(Stored dataset items)
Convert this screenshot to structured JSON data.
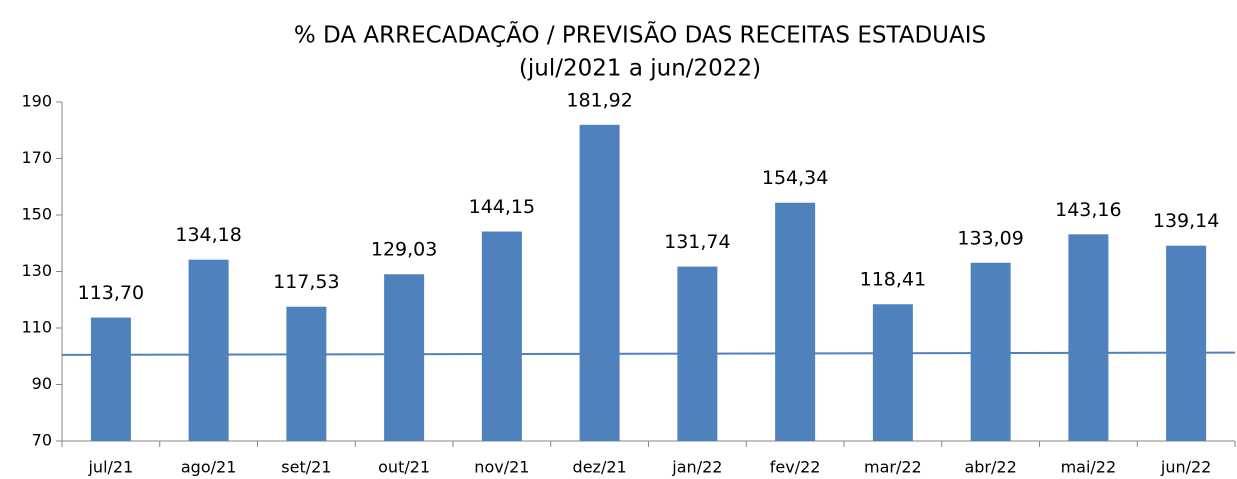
{
  "chart_data": {
    "type": "bar",
    "title": "% DA ARRECADAÇÃO / PREVISÃO DAS RECEITAS ESTADUAIS",
    "subtitle": "(jul/2021 a jun/2022)",
    "categories": [
      "jul/21",
      "ago/21",
      "set/21",
      "out/21",
      "nov/21",
      "dez/21",
      "jan/22",
      "fev/22",
      "mar/22",
      "abr/22",
      "mai/22",
      "jun/22"
    ],
    "values": [
      113.7,
      134.18,
      117.53,
      129.03,
      144.15,
      181.92,
      131.74,
      154.34,
      118.41,
      133.09,
      143.16,
      139.14
    ],
    "value_labels": [
      "113,70",
      "134,18",
      "117,53",
      "129,03",
      "144,15",
      "181,92",
      "131,74",
      "154,34",
      "118,41",
      "133,09",
      "143,16",
      "139,14"
    ],
    "color": "#4f81bd",
    "reference_line": {
      "values": [
        100.5,
        101.3
      ],
      "color": "#4f81bd"
    },
    "ylim": [
      70,
      190
    ],
    "yticks": [
      70,
      90,
      110,
      130,
      150,
      170,
      190
    ],
    "grid": false
  }
}
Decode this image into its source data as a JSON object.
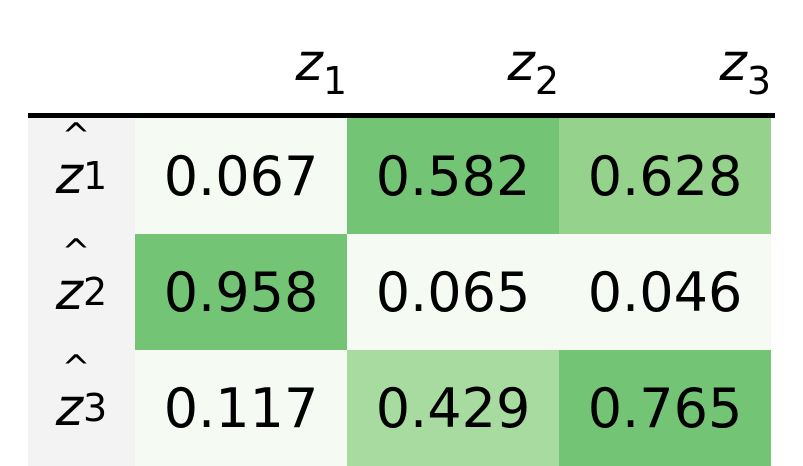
{
  "chart_data": {
    "type": "heatmap",
    "columns": [
      {
        "base": "z",
        "sub": "1"
      },
      {
        "base": "z",
        "sub": "2"
      },
      {
        "base": "z",
        "sub": "3"
      }
    ],
    "rows": [
      {
        "base": "z",
        "sub": "1",
        "values": [
          "0.067",
          "0.582",
          "0.628"
        ]
      },
      {
        "base": "z",
        "sub": "2",
        "values": [
          "0.958",
          "0.065",
          "0.046"
        ]
      },
      {
        "base": "z",
        "sub": "3",
        "values": [
          "0.117",
          "0.429",
          "0.765"
        ]
      }
    ],
    "colors": {
      "row_label_bg": "#f3f3f3",
      "scale": [
        {
          "max": 0.2,
          "color": "#f5faf2"
        },
        {
          "max": 0.5,
          "color": "#a8dba0"
        },
        {
          "max": 0.7,
          "color": "#95d28c"
        },
        {
          "max": 1.0,
          "color": "#74c476"
        }
      ],
      "cell_overrides": {
        "0-1": "#74c476"
      }
    }
  }
}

■ **Goal**:
Working from the material above, transcribe it exactly while omitting pictures.

■ **Output for this task**:
Convert this screenshot to structured JSON data.
{
  "chart_data": {
    "type": "bar",
    "title": "% DA ARRECADAÇÃO / PREVISÃO DAS RECEITAS ESTADUAIS",
    "subtitle": "(jul/2021 a jun/2022)",
    "categories": [
      "jul/21",
      "ago/21",
      "set/21",
      "out/21",
      "nov/21",
      "dez/21",
      "jan/22",
      "fev/22",
      "mar/22",
      "abr/22",
      "mai/22",
      "jun/22"
    ],
    "values": [
      113.7,
      134.18,
      117.53,
      129.03,
      144.15,
      181.92,
      131.74,
      154.34,
      118.41,
      133.09,
      143.16,
      139.14
    ],
    "value_labels": [
      "113,70",
      "134,18",
      "117,53",
      "129,03",
      "144,15",
      "181,92",
      "131,74",
      "154,34",
      "118,41",
      "133,09",
      "143,16",
      "139,14"
    ],
    "color": "#4f81bd",
    "reference_line": {
      "values": [
        100.5,
        101.3
      ],
      "color": "#4f81bd"
    },
    "ylim": [
      70,
      190
    ],
    "yticks": [
      70,
      90,
      110,
      130,
      150,
      170,
      190
    ],
    "grid": false
  }
}
Decode this image into its source data as a JSON object.
{
  "chart_data": {
    "type": "heatmap",
    "columns": [
      {
        "base": "z",
        "sub": "1"
      },
      {
        "base": "z",
        "sub": "2"
      },
      {
        "base": "z",
        "sub": "3"
      }
    ],
    "rows": [
      {
        "base": "z",
        "sub": "1",
        "values": [
          "0.067",
          "0.582",
          "0.628"
        ]
      },
      {
        "base": "z",
        "sub": "2",
        "values": [
          "0.958",
          "0.065",
          "0.046"
        ]
      },
      {
        "base": "z",
        "sub": "3",
        "values": [
          "0.117",
          "0.429",
          "0.765"
        ]
      }
    ],
    "colors": {
      "row_label_bg": "#f3f3f3",
      "scale": [
        {
          "max": 0.2,
          "color": "#f5faf2"
        },
        {
          "max": 0.5,
          "color": "#a8dba0"
        },
        {
          "max": 0.7,
          "color": "#95d28c"
        },
        {
          "max": 1.0,
          "color": "#74c476"
        }
      ],
      "cell_overrides": {
        "0-1": "#74c476"
      }
    }
  }
}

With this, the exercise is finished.